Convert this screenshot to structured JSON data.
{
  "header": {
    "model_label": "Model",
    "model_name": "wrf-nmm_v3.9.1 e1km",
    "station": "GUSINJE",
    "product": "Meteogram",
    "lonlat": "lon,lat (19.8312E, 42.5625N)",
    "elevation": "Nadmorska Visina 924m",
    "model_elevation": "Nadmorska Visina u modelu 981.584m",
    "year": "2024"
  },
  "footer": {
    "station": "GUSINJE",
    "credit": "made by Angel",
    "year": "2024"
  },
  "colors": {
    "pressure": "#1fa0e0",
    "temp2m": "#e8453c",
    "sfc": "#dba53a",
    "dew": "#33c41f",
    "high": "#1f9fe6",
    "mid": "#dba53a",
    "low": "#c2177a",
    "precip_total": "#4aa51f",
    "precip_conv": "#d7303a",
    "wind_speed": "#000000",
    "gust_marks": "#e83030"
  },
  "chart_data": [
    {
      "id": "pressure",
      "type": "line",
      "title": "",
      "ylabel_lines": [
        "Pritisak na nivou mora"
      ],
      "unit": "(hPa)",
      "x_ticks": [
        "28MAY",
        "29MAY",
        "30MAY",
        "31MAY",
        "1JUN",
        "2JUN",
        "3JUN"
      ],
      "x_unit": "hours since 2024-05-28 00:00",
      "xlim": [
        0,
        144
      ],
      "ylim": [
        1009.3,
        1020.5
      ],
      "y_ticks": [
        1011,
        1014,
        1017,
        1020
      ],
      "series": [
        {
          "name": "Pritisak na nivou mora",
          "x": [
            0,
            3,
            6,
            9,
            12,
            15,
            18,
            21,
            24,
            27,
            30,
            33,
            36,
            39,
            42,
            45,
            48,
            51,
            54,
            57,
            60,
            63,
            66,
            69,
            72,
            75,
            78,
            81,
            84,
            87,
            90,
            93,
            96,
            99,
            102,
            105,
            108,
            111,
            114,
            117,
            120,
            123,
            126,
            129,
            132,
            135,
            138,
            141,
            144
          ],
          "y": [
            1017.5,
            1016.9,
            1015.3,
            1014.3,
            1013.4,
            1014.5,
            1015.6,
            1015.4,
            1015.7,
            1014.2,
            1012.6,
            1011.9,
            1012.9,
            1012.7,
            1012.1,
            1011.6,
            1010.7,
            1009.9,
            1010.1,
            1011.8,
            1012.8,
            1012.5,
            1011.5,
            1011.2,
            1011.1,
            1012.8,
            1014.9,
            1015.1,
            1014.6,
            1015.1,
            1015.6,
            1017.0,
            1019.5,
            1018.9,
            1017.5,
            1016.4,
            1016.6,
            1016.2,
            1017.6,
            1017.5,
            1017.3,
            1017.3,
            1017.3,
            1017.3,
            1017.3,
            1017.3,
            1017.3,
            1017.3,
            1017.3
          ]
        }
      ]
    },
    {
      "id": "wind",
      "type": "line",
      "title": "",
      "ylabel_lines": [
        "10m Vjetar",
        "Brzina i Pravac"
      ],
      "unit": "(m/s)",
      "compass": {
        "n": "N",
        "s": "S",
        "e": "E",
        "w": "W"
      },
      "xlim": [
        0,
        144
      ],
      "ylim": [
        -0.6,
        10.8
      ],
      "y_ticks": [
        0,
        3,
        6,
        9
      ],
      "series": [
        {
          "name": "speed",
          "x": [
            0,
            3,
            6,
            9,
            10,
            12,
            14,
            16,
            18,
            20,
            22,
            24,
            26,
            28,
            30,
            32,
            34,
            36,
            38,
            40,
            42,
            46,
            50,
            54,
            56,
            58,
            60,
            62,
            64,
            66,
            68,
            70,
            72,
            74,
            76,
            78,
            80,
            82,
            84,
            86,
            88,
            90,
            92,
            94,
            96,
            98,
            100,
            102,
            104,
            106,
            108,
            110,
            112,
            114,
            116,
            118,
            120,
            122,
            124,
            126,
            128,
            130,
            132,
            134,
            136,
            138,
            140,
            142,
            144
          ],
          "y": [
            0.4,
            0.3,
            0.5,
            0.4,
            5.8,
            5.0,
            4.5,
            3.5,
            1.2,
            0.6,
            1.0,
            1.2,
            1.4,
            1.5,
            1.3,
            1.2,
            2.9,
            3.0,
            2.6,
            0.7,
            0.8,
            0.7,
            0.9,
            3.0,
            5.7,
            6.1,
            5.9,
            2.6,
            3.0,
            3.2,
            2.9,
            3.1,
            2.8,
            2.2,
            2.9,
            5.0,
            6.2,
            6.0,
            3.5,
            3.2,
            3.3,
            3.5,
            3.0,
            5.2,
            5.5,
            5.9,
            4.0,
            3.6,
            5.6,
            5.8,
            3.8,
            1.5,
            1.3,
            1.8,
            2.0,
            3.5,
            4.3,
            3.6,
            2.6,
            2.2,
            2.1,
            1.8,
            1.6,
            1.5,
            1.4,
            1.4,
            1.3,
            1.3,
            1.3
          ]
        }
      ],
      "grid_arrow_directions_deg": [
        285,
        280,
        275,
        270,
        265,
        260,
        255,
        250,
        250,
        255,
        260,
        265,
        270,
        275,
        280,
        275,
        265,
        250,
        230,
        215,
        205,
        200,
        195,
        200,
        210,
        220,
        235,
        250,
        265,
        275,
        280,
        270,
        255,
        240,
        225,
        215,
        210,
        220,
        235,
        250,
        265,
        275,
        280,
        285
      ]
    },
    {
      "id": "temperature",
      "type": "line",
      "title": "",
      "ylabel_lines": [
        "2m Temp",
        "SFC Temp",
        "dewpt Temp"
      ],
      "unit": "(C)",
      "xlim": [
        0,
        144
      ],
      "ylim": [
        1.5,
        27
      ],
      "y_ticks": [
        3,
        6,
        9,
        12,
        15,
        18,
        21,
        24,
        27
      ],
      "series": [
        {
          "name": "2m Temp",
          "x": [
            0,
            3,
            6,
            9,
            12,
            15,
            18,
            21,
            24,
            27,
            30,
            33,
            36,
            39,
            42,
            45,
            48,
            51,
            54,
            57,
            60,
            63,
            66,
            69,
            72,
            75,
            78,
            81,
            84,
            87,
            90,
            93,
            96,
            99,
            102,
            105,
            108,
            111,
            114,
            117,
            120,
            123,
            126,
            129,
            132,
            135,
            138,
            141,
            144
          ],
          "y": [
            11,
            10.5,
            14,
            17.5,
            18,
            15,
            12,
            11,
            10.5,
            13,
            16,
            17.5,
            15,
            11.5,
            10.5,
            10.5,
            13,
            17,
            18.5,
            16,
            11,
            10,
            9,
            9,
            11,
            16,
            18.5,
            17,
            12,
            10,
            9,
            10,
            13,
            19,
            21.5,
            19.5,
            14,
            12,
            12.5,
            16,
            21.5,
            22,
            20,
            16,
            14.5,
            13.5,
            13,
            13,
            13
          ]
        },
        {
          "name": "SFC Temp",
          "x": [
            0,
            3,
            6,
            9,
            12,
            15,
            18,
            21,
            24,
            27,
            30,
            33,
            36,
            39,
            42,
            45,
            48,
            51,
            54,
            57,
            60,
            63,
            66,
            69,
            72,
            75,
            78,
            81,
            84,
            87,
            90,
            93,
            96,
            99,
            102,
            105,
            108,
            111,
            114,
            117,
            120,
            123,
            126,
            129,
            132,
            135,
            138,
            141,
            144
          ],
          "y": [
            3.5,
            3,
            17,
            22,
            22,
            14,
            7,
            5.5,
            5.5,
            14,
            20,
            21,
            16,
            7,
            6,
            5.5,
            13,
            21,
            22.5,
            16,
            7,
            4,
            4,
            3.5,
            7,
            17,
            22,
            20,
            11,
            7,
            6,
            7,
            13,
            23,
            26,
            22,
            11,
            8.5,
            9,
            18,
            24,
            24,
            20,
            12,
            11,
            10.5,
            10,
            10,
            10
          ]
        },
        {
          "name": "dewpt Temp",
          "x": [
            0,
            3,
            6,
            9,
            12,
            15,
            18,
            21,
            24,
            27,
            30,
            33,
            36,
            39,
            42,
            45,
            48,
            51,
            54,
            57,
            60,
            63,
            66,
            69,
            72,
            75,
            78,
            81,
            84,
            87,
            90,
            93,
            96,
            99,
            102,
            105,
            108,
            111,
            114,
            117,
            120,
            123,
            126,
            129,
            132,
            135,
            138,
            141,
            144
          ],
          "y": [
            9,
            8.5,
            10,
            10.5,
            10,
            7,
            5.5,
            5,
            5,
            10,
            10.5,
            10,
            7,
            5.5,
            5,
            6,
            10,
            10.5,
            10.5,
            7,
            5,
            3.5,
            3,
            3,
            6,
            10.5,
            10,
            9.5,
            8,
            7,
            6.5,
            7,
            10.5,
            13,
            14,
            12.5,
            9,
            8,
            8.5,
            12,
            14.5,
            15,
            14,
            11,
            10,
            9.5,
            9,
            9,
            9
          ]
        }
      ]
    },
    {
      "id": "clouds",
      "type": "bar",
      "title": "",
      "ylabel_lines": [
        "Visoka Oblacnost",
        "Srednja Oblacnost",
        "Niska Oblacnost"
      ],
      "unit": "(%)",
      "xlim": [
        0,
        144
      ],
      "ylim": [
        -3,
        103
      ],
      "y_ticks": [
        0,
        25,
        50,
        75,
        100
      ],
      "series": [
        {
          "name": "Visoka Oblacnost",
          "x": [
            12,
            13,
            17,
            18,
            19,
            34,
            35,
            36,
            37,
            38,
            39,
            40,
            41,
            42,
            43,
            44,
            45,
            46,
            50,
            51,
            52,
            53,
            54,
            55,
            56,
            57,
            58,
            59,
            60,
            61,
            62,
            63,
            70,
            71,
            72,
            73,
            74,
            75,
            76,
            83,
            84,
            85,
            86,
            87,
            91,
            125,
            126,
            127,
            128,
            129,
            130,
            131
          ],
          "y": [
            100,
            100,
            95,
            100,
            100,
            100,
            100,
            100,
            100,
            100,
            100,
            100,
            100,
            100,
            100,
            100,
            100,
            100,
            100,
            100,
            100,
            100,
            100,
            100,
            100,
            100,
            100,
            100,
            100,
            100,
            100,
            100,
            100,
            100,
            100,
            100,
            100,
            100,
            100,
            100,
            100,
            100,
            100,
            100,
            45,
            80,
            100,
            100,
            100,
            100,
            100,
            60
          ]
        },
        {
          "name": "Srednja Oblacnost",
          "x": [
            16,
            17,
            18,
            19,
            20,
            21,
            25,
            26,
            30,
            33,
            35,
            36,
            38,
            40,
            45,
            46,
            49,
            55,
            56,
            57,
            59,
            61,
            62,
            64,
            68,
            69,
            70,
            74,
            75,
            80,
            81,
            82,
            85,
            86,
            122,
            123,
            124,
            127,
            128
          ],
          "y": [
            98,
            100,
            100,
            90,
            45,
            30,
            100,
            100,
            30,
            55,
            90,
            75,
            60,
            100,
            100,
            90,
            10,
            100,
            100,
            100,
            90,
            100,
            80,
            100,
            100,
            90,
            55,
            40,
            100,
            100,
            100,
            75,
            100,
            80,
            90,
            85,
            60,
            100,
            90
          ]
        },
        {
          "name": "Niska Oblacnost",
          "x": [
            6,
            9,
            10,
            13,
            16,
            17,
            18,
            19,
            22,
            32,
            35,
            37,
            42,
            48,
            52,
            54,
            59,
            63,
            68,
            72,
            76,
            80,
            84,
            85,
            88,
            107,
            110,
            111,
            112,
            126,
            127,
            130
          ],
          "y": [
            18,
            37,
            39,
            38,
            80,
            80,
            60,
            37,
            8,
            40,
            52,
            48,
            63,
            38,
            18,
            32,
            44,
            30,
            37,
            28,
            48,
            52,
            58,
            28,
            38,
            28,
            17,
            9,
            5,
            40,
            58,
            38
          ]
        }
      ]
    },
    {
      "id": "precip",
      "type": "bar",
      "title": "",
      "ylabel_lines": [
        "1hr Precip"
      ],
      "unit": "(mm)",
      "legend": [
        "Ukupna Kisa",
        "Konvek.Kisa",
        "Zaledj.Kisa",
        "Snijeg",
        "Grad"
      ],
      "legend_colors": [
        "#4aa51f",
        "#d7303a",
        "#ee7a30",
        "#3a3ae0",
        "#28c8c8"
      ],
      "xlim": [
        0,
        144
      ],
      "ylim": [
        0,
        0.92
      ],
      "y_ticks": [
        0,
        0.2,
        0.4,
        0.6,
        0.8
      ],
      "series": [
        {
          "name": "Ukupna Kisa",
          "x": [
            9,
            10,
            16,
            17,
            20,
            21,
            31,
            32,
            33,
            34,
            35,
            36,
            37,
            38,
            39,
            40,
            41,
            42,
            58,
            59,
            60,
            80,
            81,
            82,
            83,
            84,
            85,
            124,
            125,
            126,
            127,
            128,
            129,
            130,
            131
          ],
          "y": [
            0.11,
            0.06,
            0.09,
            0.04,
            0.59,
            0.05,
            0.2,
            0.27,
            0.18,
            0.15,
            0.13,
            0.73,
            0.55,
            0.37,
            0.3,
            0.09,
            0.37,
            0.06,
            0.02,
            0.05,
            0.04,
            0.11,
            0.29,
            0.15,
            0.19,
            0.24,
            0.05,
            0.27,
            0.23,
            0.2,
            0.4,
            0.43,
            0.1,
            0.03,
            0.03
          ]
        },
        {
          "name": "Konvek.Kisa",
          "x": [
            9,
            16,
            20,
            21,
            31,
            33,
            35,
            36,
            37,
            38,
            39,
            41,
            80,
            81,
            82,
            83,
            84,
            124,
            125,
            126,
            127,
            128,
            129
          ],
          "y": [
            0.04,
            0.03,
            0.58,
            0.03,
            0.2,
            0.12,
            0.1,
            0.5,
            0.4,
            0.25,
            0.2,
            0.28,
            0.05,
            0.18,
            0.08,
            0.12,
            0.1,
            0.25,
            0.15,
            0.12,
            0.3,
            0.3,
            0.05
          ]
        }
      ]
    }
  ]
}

------------------------

■ WRITTEN TASK: Return each line in the records that holds the string "Kisa".

■ SOLUTION TO THE PROBLEM:
        "Ukupna Kisa",
        "Konvek.Kisa",
        "Zaledj.Kisa",
          "name": "Ukupna Kisa",
          "name": "Konvek.Kisa",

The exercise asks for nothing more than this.